==== SUPPLIED MATERIAL ====

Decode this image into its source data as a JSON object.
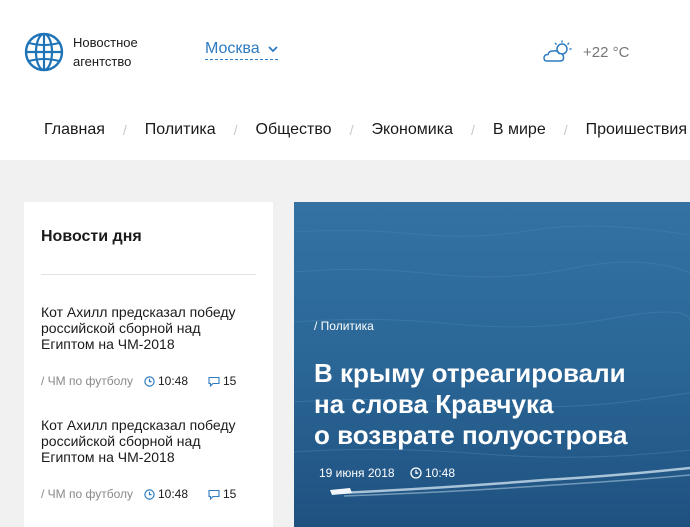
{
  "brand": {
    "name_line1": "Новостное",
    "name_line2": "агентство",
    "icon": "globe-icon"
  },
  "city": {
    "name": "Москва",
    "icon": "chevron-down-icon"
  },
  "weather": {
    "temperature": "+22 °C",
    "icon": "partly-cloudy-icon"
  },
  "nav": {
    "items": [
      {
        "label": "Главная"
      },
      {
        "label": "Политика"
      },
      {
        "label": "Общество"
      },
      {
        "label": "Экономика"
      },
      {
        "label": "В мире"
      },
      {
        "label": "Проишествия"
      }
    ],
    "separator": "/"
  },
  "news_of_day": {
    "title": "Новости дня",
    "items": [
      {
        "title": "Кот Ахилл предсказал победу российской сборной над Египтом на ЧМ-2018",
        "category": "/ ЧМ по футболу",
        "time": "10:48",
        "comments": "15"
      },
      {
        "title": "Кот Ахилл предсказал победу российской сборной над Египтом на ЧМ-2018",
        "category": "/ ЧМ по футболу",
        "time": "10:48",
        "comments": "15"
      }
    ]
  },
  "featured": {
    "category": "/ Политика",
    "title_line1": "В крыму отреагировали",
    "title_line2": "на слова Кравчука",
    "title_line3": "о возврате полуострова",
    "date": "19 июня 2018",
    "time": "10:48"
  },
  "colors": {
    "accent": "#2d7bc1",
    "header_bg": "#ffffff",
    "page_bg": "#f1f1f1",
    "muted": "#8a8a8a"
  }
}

====
==== SUPPLIED MATERIAL ====

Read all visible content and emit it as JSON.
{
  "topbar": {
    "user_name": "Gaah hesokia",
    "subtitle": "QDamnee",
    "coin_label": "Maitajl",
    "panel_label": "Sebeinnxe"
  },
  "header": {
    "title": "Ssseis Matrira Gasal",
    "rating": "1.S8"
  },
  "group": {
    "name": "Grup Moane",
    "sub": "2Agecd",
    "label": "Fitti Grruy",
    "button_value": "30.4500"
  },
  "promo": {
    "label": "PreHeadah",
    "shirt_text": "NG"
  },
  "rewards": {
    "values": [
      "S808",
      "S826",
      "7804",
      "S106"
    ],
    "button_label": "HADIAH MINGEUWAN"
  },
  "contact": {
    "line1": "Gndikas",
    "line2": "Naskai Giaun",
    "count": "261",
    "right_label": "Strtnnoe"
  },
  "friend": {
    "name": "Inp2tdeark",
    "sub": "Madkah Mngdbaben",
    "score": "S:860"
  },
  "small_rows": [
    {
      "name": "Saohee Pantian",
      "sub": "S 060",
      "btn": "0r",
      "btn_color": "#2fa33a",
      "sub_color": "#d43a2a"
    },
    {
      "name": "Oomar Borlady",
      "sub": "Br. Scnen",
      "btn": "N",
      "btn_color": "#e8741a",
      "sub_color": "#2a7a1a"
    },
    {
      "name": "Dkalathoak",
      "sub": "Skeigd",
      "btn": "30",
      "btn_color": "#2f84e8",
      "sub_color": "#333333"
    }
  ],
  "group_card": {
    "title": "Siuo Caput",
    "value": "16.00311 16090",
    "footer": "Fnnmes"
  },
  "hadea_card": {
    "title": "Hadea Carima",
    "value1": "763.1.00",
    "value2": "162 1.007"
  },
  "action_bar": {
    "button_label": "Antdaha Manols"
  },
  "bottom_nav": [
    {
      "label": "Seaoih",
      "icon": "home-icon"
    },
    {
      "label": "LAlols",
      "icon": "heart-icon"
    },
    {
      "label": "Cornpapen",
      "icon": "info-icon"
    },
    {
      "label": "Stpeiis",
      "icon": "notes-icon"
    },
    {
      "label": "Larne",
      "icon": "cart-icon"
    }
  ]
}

====

WRITTEN PROBLEM>
How many lines of these entries contain the string "icon"? Reply with the number alone.

RESULT FOR THIS EXERCISE>
8